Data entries
* * *

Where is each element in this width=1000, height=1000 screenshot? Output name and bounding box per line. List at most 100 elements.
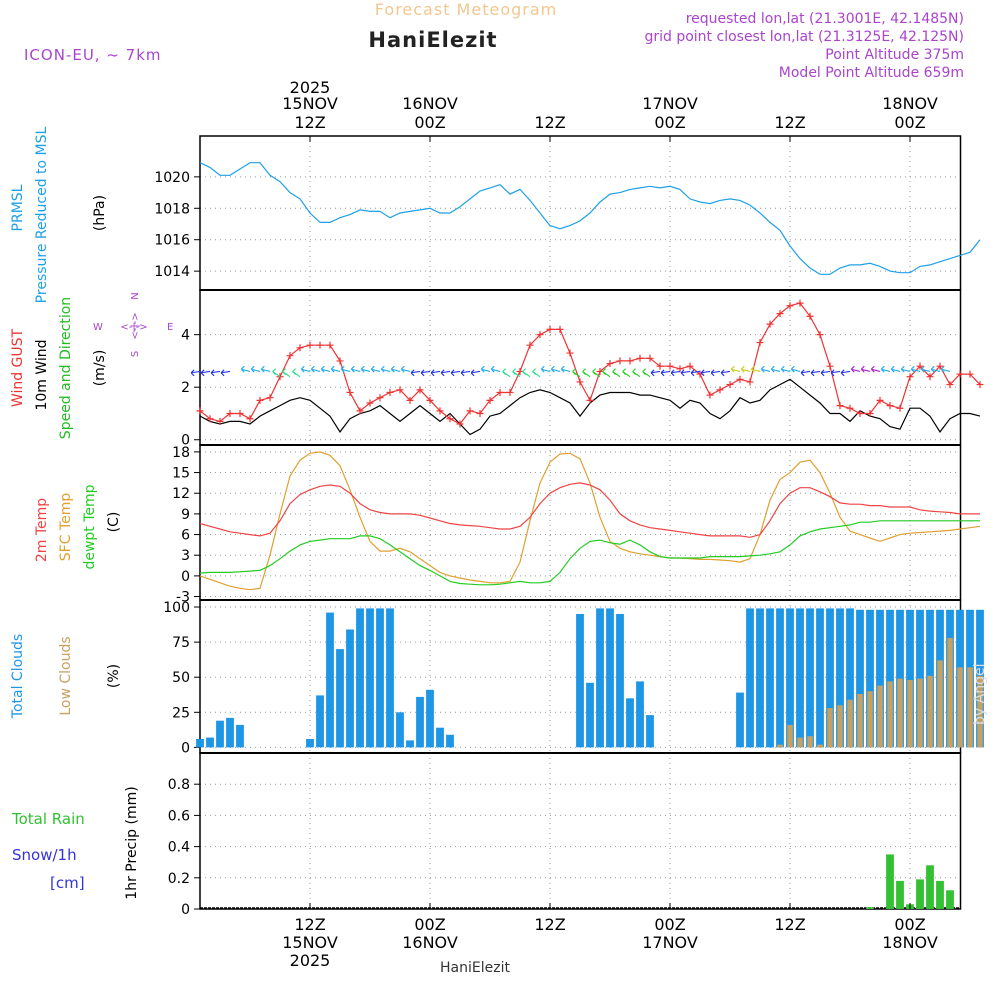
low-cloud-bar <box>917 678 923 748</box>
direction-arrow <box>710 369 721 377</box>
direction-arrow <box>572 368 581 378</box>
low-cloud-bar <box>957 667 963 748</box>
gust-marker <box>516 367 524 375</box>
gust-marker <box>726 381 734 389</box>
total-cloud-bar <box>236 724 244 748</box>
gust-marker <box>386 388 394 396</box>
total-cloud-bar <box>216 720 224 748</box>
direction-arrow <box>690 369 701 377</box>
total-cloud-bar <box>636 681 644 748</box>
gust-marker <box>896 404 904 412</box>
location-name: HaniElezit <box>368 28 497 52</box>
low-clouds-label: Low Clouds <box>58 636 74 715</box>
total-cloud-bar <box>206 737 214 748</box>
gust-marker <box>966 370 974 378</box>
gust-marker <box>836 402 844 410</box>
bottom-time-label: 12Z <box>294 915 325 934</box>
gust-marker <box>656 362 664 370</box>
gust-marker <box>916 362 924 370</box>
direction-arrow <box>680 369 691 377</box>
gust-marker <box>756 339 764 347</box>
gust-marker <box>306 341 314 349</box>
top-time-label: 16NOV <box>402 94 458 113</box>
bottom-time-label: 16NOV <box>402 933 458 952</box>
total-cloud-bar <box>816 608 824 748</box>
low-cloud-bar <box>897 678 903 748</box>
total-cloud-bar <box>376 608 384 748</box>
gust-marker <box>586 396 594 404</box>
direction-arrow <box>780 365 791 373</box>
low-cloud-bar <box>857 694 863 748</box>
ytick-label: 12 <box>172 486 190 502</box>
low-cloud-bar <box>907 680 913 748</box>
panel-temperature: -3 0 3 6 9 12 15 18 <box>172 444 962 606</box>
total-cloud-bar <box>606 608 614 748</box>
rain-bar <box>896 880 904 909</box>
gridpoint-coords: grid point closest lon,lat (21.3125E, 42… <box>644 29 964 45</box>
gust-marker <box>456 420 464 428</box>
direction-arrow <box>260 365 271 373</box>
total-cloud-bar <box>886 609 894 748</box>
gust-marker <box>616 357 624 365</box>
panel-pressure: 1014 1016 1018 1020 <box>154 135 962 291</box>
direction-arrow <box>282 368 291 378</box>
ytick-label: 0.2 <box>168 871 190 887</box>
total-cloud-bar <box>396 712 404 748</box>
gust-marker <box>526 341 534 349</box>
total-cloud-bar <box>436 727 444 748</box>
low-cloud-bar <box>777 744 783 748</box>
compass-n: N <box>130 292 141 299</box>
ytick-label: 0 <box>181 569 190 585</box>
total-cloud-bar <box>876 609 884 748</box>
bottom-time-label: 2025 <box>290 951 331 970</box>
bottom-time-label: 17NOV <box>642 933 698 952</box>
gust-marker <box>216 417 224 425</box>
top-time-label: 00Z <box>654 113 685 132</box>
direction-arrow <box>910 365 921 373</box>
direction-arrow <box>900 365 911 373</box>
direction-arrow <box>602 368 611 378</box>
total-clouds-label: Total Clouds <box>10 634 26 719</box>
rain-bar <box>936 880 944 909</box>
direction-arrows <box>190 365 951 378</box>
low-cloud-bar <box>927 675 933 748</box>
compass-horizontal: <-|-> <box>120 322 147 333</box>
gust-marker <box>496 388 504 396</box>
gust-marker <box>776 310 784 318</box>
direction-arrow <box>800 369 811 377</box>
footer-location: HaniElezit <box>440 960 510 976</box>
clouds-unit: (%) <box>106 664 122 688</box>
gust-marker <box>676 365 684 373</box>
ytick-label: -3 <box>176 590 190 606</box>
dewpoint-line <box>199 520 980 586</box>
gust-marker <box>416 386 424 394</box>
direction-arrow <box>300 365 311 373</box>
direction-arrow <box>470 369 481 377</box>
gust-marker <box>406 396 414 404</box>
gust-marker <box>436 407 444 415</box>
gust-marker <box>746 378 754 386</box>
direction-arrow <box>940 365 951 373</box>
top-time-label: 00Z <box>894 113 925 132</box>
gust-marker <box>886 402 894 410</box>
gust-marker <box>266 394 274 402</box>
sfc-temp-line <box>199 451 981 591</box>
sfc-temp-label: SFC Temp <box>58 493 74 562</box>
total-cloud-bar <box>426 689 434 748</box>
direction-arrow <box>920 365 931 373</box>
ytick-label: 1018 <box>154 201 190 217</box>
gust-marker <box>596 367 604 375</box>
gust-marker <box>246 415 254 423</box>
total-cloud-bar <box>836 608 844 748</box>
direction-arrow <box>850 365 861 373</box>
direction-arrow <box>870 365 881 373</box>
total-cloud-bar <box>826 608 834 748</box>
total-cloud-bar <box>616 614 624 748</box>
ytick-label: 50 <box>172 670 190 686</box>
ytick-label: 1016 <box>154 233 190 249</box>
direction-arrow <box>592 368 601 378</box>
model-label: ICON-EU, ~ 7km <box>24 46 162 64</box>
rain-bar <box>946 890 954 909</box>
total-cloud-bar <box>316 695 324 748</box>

* * *

**TASK TO COMPLETE:**
Switch "gust-marker" to "gust-dot" wherever it occurs in the items above, and write out all their lines again with nothing else changed. Omit the pictures.

**EXPECTED ANSWER:**
Where is each element in this width=1000, height=1000 screenshot? Output name and bounding box per line. List at most 100 elements.
low-cloud-bar <box>917 678 923 748</box>
direction-arrow <box>710 369 721 377</box>
direction-arrow <box>572 368 581 378</box>
low-cloud-bar <box>957 667 963 748</box>
gust-dot <box>516 367 524 375</box>
gust-dot <box>726 381 734 389</box>
total-cloud-bar <box>236 724 244 748</box>
gust-dot <box>386 388 394 396</box>
total-cloud-bar <box>216 720 224 748</box>
direction-arrow <box>690 369 701 377</box>
total-cloud-bar <box>636 681 644 748</box>
gust-dot <box>896 404 904 412</box>
location-name: HaniElezit <box>368 28 497 52</box>
low-clouds-label: Low Clouds <box>58 636 74 715</box>
total-cloud-bar <box>206 737 214 748</box>
gust-dot <box>966 370 974 378</box>
gust-dot <box>836 402 844 410</box>
bottom-time-label: 12Z <box>294 915 325 934</box>
gust-dot <box>656 362 664 370</box>
gust-dot <box>916 362 924 370</box>
direction-arrow <box>680 369 691 377</box>
gust-dot <box>756 339 764 347</box>
gust-dot <box>306 341 314 349</box>
top-time-label: 16NOV <box>402 94 458 113</box>
bottom-time-label: 16NOV <box>402 933 458 952</box>
total-cloud-bar <box>816 608 824 748</box>
low-cloud-bar <box>897 678 903 748</box>
total-cloud-bar <box>376 608 384 748</box>
gust-dot <box>586 396 594 404</box>
direction-arrow <box>780 365 791 373</box>
low-cloud-bar <box>857 694 863 748</box>
ytick-label: 12 <box>172 486 190 502</box>
low-cloud-bar <box>907 680 913 748</box>
panel-temperature: -3 0 3 6 9 12 15 18 <box>172 444 962 606</box>
total-cloud-bar <box>606 608 614 748</box>
rain-bar <box>896 880 904 909</box>
gridpoint-coords: grid point closest lon,lat (21.3125E, 42… <box>644 29 964 45</box>
gust-dot <box>456 420 464 428</box>
direction-arrow <box>260 365 271 373</box>
total-cloud-bar <box>886 609 894 748</box>
gust-dot <box>616 357 624 365</box>
panel-pressure: 1014 1016 1018 1020 <box>154 135 962 291</box>
direction-arrow <box>282 368 291 378</box>
ytick-label: 0.2 <box>168 871 190 887</box>
total-cloud-bar <box>396 712 404 748</box>
gust-dot <box>526 341 534 349</box>
total-cloud-bar <box>436 727 444 748</box>
low-cloud-bar <box>777 744 783 748</box>
compass-n: N <box>130 292 141 299</box>
ytick-label: 0 <box>181 569 190 585</box>
total-cloud-bar <box>876 609 884 748</box>
bottom-time-label: 2025 <box>290 951 331 970</box>
bottom-time-label: 17NOV <box>642 933 698 952</box>
gust-dot <box>216 417 224 425</box>
top-time-label: 00Z <box>654 113 685 132</box>
direction-arrow <box>910 365 921 373</box>
direction-arrow <box>900 365 911 373</box>
direction-arrow <box>602 368 611 378</box>
total-clouds-label: Total Clouds <box>10 634 26 719</box>
rain-bar <box>936 880 944 909</box>
direction-arrows <box>190 365 951 378</box>
low-cloud-bar <box>927 675 933 748</box>
compass-horizontal: <-|-> <box>120 322 147 333</box>
gust-dot <box>496 388 504 396</box>
gust-dot <box>776 310 784 318</box>
direction-arrow <box>800 369 811 377</box>
footer-location: HaniElezit <box>440 960 510 976</box>
clouds-unit: (%) <box>106 664 122 688</box>
gust-dot <box>676 365 684 373</box>
ytick-label: -3 <box>176 590 190 606</box>
dewpoint-line <box>199 520 980 586</box>
gust-dot <box>416 386 424 394</box>
direction-arrow <box>300 365 311 373</box>
direction-arrow <box>470 369 481 377</box>
gust-dot <box>406 396 414 404</box>
gust-dot <box>436 407 444 415</box>
gust-dot <box>746 378 754 386</box>
direction-arrow <box>940 365 951 373</box>
top-time-label: 00Z <box>894 113 925 132</box>
gust-dot <box>886 402 894 410</box>
gust-dot <box>266 394 274 402</box>
sfc-temp-line <box>199 451 981 591</box>
sfc-temp-label: SFC Temp <box>58 493 74 562</box>
total-cloud-bar <box>426 689 434 748</box>
direction-arrow <box>920 365 931 373</box>
ytick-label: 1018 <box>154 201 190 217</box>
gust-dot <box>596 367 604 375</box>
gust-dot <box>246 415 254 423</box>
total-cloud-bar <box>836 608 844 748</box>
direction-arrow <box>850 365 861 373</box>
direction-arrow <box>870 365 881 373</box>
total-cloud-bar <box>826 608 834 748</box>
total-cloud-bar <box>616 614 624 748</box>
ytick-label: 50 <box>172 670 190 686</box>
ytick-label: 1016 <box>154 233 190 249</box>
direction-arrow <box>592 368 601 378</box>
model-label: ICON-EU, ~ 7km <box>24 46 162 64</box>
rain-bar <box>946 890 954 909</box>
total-cloud-bar <box>316 695 324 748</box>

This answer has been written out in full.